> _REQUIRED WORK_:
1. List every section of cap 160 that the succession ruling refers to.
2. Answer these from the succession ruling:
(a) In what year did the deceased place sisal boundaries on his land?
(b) How many parcels of land did the deceased have?
(c) Which witnesses said they were present when the demarcation was carried out?
3. Pick up the succession ruling after its last sentence and continue it.

> _PROVIDED PASSAGE_:

▼▼▼

20.Thereafter, parties filed their written submissions but only the 1st petitioner complied and raised the following issues;1.Whether the deceased established his wishes on how his and was to be sub-divided.2.Which mode of distribution is fair in the circumstances and in line with the deceased’s wishes.
21.On the first issue, it is submitted that under the provisions of sections 29, 40 and 42 of cap 160, the deceased ha during his life time placed sisal boundaries on his land in the year 1978 according to his wives. That the families have been living peacefully until 1996 when the protestor raised complaints over the estate.
22.It is submitted that the court ought to interpret the provisions of section 40 to uphold the deceased’s intention and disregard the protestor’s proposal which is intended to bring hardship and absurdity. In this regard, the authority in Scolastica Ndululu Sura v Agnes Nthenya Suva (2019)eKLR has been cited.
23.On the second issue, it is submitted that the protestor’s proposed mode of distribution ignores the deceased’s wishes.
24.Upon careful scrutiny, the court proposes to deal with the issues as raised and identified by the 1st petitioner as reproduced above. It is a fact that the deceased was polygamous and had 2 parcels of land.
25.The issue of contention herein is whether the deceased had clearly indicated how he intended his estate to sub-divided and or occupied considering that the deceased died before the enactment of cap 160 and the laws of that community regarding distribution are applicable. The 1st petitioner and his witnesses state that the deceased had clearly delineated the boundaries and marked them by planting a sisal hedge separating the parcels before his death. This contention is supported by the evidence of PW-5 and PW-6 who stated that they were present when the demarcation was being carried out in the presence of Charles, the deceased’s son and one Benedicto.
26.The above position is strongly contested by the protestor who states that at the time of his demise, all the widows were staying in the same compound and the alleged sub-division was created by Vincent and that he does not stay within his boundary.
27.It was the witness’ clear testimony that even though the deceased had sub-divided his land according to wives, he did not indicate the acreage of the respective parcels to each house so that it would be impossible for the court to ascertain with precision the parcel allocated to each house nor the land valued.

▲▲▲

> _RECORD EXCERPTS_:
▼▼▼

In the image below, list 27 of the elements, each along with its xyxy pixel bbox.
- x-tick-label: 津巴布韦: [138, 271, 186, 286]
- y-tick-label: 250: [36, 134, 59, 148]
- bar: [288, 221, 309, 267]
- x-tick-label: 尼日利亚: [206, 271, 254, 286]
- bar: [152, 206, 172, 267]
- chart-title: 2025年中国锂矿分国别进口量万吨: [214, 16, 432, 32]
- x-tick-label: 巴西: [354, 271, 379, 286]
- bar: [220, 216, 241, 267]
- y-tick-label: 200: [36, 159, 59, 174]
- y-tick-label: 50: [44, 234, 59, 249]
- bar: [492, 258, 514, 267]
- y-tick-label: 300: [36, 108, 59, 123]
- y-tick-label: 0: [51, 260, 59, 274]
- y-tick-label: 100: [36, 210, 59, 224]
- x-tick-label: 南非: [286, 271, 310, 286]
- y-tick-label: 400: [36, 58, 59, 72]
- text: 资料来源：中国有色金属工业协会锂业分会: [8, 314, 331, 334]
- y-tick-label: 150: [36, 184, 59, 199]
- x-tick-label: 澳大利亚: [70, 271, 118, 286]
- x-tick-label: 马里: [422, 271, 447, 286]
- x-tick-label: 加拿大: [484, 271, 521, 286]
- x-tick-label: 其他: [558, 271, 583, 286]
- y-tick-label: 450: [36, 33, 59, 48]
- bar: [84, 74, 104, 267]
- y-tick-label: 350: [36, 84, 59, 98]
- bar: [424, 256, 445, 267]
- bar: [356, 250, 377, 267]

▲▲▲

> _RESULTS FOR THE EXERCISE_:
1.
Section 29
Section 40
Section 42

2.
(a) 1978
(b) 2
(c) PW-5 and PW-6

3.
28.In this matter, it is not contested that a clan meeting was held in the year 1996 to settle the matter of administration of the estate and align the distribution thereof. Translated minutes of the meeting were tabled in court and from the meeting among the resolutions arrived at was that;
29.The above passage is very instructive in the determination of this matter in that it goes to show the factual situation regarding occupation for two reasons; firstly, the sub-division of the plot was done by the deceased in the presence of the protestor and secondly; the protestor was in the meeting and was subjected to cross examination. It is worth noting that the meeting took place in the year 1996 while the deceased had passed on in the year 1978 and at the time of the meeting, the boundaries were still in existence and each house occupying a specified portion of land.
30.Having gone through the affidavits filed herein, the oral testimony given in court and the law as stated in the preceding paragraphs, I am satisfied that prior to his death, the deceased had distributed his land as he wished and as posited by the petitioners.
31.This court finds that the deceased’s subdivision and allocation of his land is reflected in the proposal by the 1st petitioner. I therefore distribute the estate as follows;W Bukusu/s Mateka/9961.Vincent Munyasia 9.5 Ha2.John Kwoba 9.0 Ha3.Martin Wesonga Munyasia 7.0 Ha4.Janet Nabwile Munyasia 2.4 Ha5.Catholic Diocese of Bungoma-Chenjeni Church 0.10 HaPlot No. 12-mateka MarketVincent Munyasia 0.10 Ha
32.This being a family matter, each party shall bear its own costs.